DOCUMENT ▸
----
Sample configuration for AWS EC2 handling 125k entities and 50k metrics/sec (medium) with NGINX Ingress controller

Download this sample AWS EC2 handling 125k entities and 50k metrics/sec (medium) configuration provided by ITRS.

# Example ITRS Analytics configuration for AWS EC2 handling ~500,000 entities, ~2,000,000 time series,
# ~50,000 datapoints/sec (tested with approximately 40,000 metrics/sec, 10,000 logs/sec, 100 signals/sec, 100 audit events/sec);
# and ~10,000 span/sec (pre-sampling).
# Actual ingestion composition may vary by deployment.
#
# NODE REQUIREMENTS:
# Total capacity needed: ~60 cores / ~138 GiB requests (~130 cores / ~178 GiB limits)
# These totals include optional Linkerd sidecar resources
# ClickHouse nodes:
# - Total capacity needed: 30 cores / 72 GiB (requests = limits)
# - Minimum per node: 16 cores / 64 GiB
# - Example: (2) m5.4xlarge (16 cores / 64 GiB) or equivalent
# - NOTE: ClickHouse workloads consume 15 cores per node (one replica set).
#   On a 16-core node, only 1 core remains for node overhead (kubelet, kube-proxy, containerd, OS, DaemonSets
#   such as logging/monitoring agents, Linkerd sidecars, etc.). If your cluster runs additional DaemonSets
#   or admin tooling, consider larger nodes (e.g., m5.8xlarge)
# Non-ClickHouse nodes:
# - Total capacity needed: ~30 cores / ~66 GiB requests (~100 cores / ~106 GiB limits)
----
DATA SUPPLIED ▸
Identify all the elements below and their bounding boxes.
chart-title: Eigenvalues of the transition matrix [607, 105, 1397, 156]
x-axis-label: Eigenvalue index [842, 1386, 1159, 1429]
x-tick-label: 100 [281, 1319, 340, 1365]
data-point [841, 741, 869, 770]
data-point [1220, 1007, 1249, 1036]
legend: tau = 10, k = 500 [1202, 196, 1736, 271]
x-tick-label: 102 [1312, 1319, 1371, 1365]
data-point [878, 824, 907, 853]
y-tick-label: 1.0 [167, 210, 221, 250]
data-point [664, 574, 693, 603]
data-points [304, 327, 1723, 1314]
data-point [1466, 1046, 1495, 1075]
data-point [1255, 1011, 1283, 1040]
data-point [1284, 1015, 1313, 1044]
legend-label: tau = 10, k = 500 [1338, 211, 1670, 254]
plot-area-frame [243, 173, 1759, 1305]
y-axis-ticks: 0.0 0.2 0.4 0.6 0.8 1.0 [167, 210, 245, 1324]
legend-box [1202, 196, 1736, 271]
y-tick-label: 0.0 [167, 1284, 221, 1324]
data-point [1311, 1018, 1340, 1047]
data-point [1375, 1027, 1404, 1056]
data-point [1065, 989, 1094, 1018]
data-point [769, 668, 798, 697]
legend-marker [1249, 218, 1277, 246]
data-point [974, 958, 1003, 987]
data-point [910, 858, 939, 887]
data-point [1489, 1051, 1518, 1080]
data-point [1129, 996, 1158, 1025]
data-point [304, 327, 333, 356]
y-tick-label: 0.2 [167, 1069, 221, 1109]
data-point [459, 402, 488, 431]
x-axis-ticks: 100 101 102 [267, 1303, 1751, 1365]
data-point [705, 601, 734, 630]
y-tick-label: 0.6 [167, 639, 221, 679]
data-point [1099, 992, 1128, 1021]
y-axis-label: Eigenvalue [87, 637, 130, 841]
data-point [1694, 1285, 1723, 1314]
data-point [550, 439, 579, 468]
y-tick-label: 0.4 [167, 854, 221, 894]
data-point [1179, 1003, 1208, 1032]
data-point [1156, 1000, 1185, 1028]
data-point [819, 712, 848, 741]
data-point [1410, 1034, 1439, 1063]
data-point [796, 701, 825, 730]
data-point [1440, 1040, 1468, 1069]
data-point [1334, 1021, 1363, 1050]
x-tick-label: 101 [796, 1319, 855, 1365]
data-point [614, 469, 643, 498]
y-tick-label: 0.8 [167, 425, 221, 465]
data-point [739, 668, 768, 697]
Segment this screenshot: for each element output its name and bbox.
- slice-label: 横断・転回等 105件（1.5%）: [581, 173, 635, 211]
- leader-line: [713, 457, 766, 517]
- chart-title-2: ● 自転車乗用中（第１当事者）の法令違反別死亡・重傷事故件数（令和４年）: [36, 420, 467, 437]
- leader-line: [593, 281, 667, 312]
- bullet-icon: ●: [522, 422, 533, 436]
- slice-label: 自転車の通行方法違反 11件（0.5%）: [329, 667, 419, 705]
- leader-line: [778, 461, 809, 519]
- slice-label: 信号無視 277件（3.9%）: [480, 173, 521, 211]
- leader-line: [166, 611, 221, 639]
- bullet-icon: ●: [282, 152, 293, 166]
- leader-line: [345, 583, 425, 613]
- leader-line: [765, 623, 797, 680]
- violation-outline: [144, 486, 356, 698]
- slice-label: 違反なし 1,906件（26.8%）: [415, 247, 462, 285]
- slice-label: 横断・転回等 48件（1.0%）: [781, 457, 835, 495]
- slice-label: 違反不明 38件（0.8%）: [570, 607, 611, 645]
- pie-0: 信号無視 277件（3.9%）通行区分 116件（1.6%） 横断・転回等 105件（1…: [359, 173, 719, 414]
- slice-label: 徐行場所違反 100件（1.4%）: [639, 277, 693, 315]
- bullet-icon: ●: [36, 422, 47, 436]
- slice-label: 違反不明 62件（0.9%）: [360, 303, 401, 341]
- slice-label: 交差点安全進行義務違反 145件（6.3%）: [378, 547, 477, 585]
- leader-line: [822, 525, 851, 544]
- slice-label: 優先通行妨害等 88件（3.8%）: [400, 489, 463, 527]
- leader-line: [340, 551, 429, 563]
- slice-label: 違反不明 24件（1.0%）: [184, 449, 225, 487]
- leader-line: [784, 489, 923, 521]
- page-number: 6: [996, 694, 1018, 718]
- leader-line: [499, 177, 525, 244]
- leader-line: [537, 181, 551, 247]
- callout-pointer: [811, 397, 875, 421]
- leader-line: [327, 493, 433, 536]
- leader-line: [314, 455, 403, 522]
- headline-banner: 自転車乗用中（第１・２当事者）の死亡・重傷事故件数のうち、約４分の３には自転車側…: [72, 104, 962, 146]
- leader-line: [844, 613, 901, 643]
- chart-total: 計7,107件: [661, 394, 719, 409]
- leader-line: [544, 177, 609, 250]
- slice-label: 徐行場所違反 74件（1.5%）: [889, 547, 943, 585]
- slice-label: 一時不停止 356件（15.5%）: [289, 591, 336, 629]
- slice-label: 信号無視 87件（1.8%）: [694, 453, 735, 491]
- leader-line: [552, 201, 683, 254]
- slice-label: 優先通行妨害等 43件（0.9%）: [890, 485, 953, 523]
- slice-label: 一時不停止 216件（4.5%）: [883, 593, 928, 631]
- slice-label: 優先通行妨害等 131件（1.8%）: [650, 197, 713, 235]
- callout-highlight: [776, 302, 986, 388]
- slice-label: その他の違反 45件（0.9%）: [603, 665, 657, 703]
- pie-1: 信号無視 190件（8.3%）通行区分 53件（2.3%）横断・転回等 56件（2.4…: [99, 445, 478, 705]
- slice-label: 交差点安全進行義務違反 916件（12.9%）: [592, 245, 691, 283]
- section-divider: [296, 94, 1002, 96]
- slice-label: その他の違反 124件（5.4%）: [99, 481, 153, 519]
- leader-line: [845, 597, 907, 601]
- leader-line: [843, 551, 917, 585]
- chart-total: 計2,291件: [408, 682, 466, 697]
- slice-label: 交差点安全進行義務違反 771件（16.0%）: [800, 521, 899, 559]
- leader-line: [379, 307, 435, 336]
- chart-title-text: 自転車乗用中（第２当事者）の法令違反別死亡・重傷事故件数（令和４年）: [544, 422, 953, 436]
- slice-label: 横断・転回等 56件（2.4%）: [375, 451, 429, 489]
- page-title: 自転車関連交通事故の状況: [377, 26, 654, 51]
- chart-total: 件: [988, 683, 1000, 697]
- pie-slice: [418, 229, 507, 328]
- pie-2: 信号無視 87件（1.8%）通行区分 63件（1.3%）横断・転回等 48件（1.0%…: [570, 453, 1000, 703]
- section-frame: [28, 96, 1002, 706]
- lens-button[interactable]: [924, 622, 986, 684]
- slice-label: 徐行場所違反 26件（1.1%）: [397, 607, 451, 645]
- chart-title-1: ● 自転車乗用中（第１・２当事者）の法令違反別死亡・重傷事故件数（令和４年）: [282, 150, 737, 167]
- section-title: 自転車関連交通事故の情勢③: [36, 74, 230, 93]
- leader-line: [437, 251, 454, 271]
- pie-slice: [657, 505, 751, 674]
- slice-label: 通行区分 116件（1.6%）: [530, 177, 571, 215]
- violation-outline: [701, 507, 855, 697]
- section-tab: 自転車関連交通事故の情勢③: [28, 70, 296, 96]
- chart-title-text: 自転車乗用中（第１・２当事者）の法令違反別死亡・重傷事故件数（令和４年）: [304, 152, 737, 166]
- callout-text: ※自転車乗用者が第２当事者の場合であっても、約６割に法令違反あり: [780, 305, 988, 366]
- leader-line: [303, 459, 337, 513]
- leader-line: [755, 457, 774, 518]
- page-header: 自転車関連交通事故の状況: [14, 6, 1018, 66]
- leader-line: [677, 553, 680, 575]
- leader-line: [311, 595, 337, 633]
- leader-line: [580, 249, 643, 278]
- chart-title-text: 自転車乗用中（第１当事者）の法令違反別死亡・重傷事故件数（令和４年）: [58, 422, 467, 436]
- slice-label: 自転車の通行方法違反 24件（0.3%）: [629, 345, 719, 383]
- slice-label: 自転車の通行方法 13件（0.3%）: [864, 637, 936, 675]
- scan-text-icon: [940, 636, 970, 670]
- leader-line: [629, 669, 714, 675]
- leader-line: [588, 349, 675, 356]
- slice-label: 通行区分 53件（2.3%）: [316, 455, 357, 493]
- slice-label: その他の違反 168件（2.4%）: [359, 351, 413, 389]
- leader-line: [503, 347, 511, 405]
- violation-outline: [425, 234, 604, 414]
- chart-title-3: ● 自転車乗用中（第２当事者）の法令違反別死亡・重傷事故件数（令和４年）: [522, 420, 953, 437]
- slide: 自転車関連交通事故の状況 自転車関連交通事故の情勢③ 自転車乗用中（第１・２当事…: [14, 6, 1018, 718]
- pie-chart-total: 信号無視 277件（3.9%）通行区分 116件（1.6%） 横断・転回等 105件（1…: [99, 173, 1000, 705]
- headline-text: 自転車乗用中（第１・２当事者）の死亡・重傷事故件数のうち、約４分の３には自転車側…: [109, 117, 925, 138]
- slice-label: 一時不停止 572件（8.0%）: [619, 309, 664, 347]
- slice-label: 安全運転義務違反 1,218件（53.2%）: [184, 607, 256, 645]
----
TO-DO LIST ▸
• 1. According to the configuration sample, what is the minimum capacity per ClickHouse node?
• 2. How many lines of the listing contain the string "legend", matching case exactly? Reply with the number only.
The configuration text and the listing are unrelated to each other.

TASK RESPONSES ▸
• 1. 16 cores / 64 GiB

• 2. 4